## GOAL
Report every line below that holds the word "become".

[Dataset items]
========

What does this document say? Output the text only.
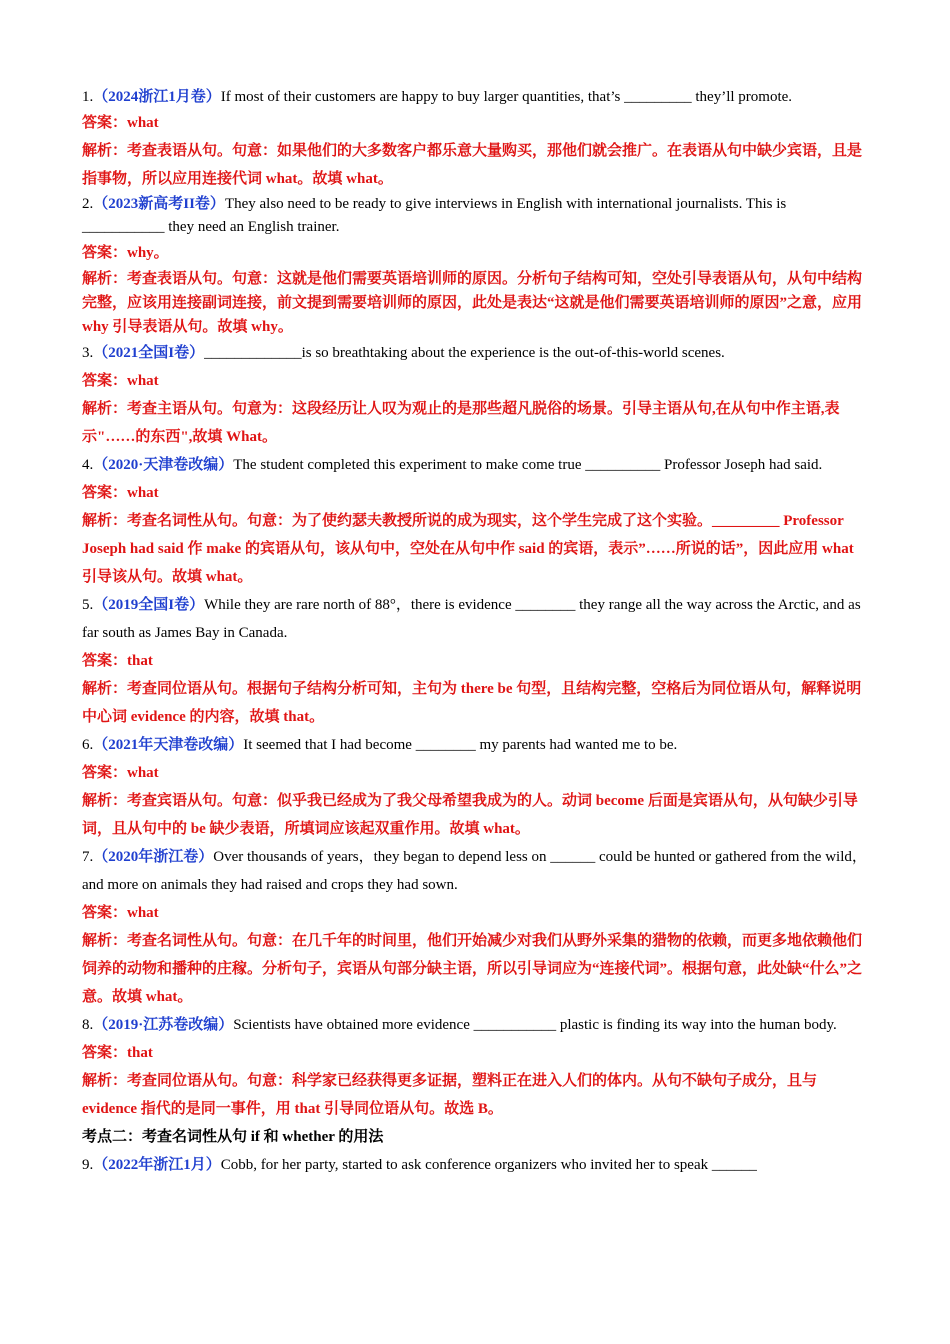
1.（2024浙江1月卷）If most of their customers are happy to buy larger quantities, that’s _________ they’ll promote.

答案：what

解析：考查表语从句。句意：如果他们的大多数客户都乐意大量购买，那他们就会推广。在表语从句中缺少宾语，且是指事物，所以应用连接代词 what。故填 what。

2.（2023新高考II卷）They also need to be ready to give interviews in English with international journalists. This is ___________ they need an English trainer.

答案：why。

解析：考查表语从句。句意：这就是他们需要英语培训师的原因。分析句子结构可知，空处引导表语从句，从句中结构完整，应该用连接副词连接，前文提到需要培训师的原因，此处是表达“这就是他们需要英语培训师的原因”之意，应用 why 引导表语从句。故填 why。

3.（2021全国I卷）_____________is so breathtaking about the experience is the out-of-this-world scenes.

答案：what

解析：考查主语从句。句意为：这段经历让人叹为观止的是那些超凡脱俗的场景。引导主语从句,在从句中作主语,表示"……的东西",故填 What。

4.（2020·天津卷改编）The student completed this experiment to make come true __________ Professor Joseph had said.

答案：what

解析：考查名词性从句。句意：为了使约瑟夫教授所说的成为现实，这个学生完成了这个实验。_________ Professor Joseph had said 作 make 的宾语从句，该从句中，空处在从句中作 said 的宾语，表示”……所说的话”，因此应用 what 引导该从句。故填 what。

5.（2019全国I卷）While they are rare north of 88°，there is evidence ________ they range all the way across the Arctic, and as far south as James Bay in Canada.

答案：that

解析：考查同位语从句。根据句子结构分析可知，主句为 there be 句型，且结构完整，空格后为同位语从句，解释说明中心词 evidence 的内容，故填 that。

6.（2021年天津卷改编）It seemed that I had become ________ my parents had wanted me to be.

答案：what

解析：考查宾语从句。句意：似乎我已经成为了我父母希望我成为的人。动词 become 后面是宾语从句，从句缺少引导词，且从句中的 be 缺少表语，所填词应该起双重作用。故填 what。

7.（2020年浙江卷）Over thousands of years，they began to depend less on ______ could be hunted or gathered from the wild，and more on animals they had raised and crops they had sown.

答案：what

解析：考查名词性从句。句意：在几千年的时间里，他们开始减少对我们从野外采集的猎物的依赖，而更多地依赖他们饲养的动物和播种的庄稼。分析句子，宾语从句部分缺主语，所以引导词应为“连接代词”。根据句意，此处缺“什么”之意。故填 what。

8.（2019·江苏卷改编）Scientists have obtained more evidence ___________ plastic is finding its way into the human body.

答案：that

解析：考查同位语从句。句意：科学家已经获得更多证据，塑料正在进入人们的体内。从句不缺句子成分，且与 evidence 指代的是同一事件，用 that 引导同位语从句。故选 B。

考点二：考查名词性从句 if 和 whether 的用法

9.（2022年浙江1月）Cobb, for her party, started to ask conference organizers who invited her to speak ______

========

## SOLUTION TO THIS EXERCISE
6.（2021年天津卷改编）It seemed that I had become ________ my parents had wanted me to be.
解析：考查宾语从句。句意：似乎我已经成为了我父母希望我成为的人。动词 become 后面是宾语从句，从句缺少引导词，且从句中的 be 缺少表语，所填词应该起双重作用。故填 what。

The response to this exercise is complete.